_Directions_
Reproduce each record exactly.

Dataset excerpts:
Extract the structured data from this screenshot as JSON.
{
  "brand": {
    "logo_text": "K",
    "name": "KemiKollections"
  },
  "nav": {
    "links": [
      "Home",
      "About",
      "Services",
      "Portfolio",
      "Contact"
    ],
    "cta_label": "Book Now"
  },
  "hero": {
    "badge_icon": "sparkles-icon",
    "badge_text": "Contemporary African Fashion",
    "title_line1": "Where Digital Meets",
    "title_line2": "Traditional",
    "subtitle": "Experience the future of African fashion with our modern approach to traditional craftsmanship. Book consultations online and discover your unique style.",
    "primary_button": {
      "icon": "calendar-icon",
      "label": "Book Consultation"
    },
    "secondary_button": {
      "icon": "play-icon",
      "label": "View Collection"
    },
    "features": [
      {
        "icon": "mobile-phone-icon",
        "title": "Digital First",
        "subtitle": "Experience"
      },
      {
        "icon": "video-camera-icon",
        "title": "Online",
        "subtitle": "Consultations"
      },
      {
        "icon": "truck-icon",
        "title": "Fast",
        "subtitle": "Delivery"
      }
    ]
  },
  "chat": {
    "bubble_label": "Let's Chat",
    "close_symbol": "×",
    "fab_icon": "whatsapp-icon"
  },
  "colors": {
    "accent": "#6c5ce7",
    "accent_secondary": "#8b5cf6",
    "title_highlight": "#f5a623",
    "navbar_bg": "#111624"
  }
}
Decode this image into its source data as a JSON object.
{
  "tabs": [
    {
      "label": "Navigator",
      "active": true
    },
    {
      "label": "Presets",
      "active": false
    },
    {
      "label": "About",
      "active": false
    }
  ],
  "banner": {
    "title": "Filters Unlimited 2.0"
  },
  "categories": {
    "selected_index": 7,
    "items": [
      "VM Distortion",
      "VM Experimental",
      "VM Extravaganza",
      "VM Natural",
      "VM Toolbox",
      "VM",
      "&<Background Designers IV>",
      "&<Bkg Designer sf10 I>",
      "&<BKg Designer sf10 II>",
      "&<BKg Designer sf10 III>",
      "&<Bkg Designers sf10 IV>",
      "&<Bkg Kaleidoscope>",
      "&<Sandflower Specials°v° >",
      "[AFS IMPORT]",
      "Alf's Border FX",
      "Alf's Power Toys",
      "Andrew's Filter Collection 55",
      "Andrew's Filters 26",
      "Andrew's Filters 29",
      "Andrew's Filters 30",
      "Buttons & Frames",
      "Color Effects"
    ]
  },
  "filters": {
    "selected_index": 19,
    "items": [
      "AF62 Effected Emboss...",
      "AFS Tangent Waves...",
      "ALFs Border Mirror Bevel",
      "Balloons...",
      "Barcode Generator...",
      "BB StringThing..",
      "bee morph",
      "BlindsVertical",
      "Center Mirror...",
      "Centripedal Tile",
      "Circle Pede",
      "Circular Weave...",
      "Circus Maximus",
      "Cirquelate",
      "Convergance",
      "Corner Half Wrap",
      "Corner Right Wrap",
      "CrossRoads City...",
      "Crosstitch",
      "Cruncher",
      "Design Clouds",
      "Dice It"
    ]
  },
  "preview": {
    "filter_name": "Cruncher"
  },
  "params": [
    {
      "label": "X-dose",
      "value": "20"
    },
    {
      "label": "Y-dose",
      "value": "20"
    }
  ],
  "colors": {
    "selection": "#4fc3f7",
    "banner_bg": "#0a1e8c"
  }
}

_Solution below_
Extract the structured data from this screenshot as JSON.
{
  "brand": {
    "logo_text": "K",
    "name": "KemiKollections"
  },
  "nav": {
    "links": [
      "Home",
      "About",
      "Services",
      "Portfolio",
      "Contact"
    ],
    "cta_label": "Book Now"
  },
  "hero": {
    "badge_icon": "sparkles-icon",
    "badge_text": "Contemporary African Fashion",
    "title_line1": "Where Digital Meets",
    "title_line2": "Traditional",
    "subtitle": "Experience the future of African fashion with our modern approach to traditional craftsmanship. Book consultations online and discover your unique style.",
    "primary_button": {
      "icon": "calendar-icon",
      "label": "Book Consultation"
    },
    "secondary_button": {
      "icon": "play-icon",
      "label": "View Collection"
    },
    "features": [
      {
        "icon": "mobile-phone-icon",
        "title": "Digital First",
        "subtitle": "Experience"
      },
      {
        "icon": "video-camera-icon",
        "title": "Online",
        "subtitle": "Consultations"
      },
      {
        "icon": "truck-icon",
        "title": "Fast",
        "subtitle": "Delivery"
      }
    ]
  },
  "chat": {
    "bubble_label": "Let's Chat",
    "close_symbol": "×",
    "fab_icon": "whatsapp-icon"
  },
  "colors": {
    "accent": "#6c5ce7",
    "accent_secondary": "#8b5cf6",
    "title_highlight": "#f5a623",
    "navbar_bg": "#111624"
  }
}
Decode this image into its source data as a JSON object.
{
  "tabs": [
    {
      "label": "Navigator",
      "active": true
    },
    {
      "label": "Presets",
      "active": false
    },
    {
      "label": "About",
      "active": false
    }
  ],
  "banner": {
    "title": "Filters Unlimited 2.0"
  },
  "categories": {
    "selected_index": 7,
    "items": [
      "VM Distortion",
      "VM Experimental",
      "VM Extravaganza",
      "VM Natural",
      "VM Toolbox",
      "VM",
      "&<Background Designers IV>",
      "&<Bkg Designer sf10 I>",
      "&<BKg Designer sf10 II>",
      "&<BKg Designer sf10 III>",
      "&<Bkg Designers sf10 IV>",
      "&<Bkg Kaleidoscope>",
      "&<Sandflower Specials°v° >",
      "[AFS IMPORT]",
      "Alf's Border FX",
      "Alf's Power Toys",
      "Andrew's Filter Collection 55",
      "Andrew's Filters 26",
      "Andrew's Filters 29",
      "Andrew's Filters 30",
      "Buttons & Frames",
      "Color Effects"
    ]
  },
  "filters": {
    "selected_index": 19,
    "items": [
      "AF62 Effected Emboss...",
      "AFS Tangent Waves...",
      "ALFs Border Mirror Bevel",
      "Balloons...",
      "Barcode Generator...",
      "BB StringThing..",
      "bee morph",
      "BlindsVertical",
      "Center Mirror...",
      "Centripedal Tile",
      "Circle Pede",
      "Circular Weave...",
      "Circus Maximus",
      "Cirquelate",
      "Convergance",
      "Corner Half Wrap",
      "Corner Right Wrap",
      "CrossRoads City...",
      "Crosstitch",
      "Cruncher",
      "Design Clouds",
      "Dice It"
    ]
  },
  "preview": {
    "filter_name": "Cruncher"
  },
  "params": [
    {
      "label": "X-dose",
      "value": "20"
    },
    {
      "label": "Y-dose",
      "value": "20"
    }
  ],
  "colors": {
    "selection": "#4fc3f7",
    "banner_bg": "#0a1e8c"
  }
}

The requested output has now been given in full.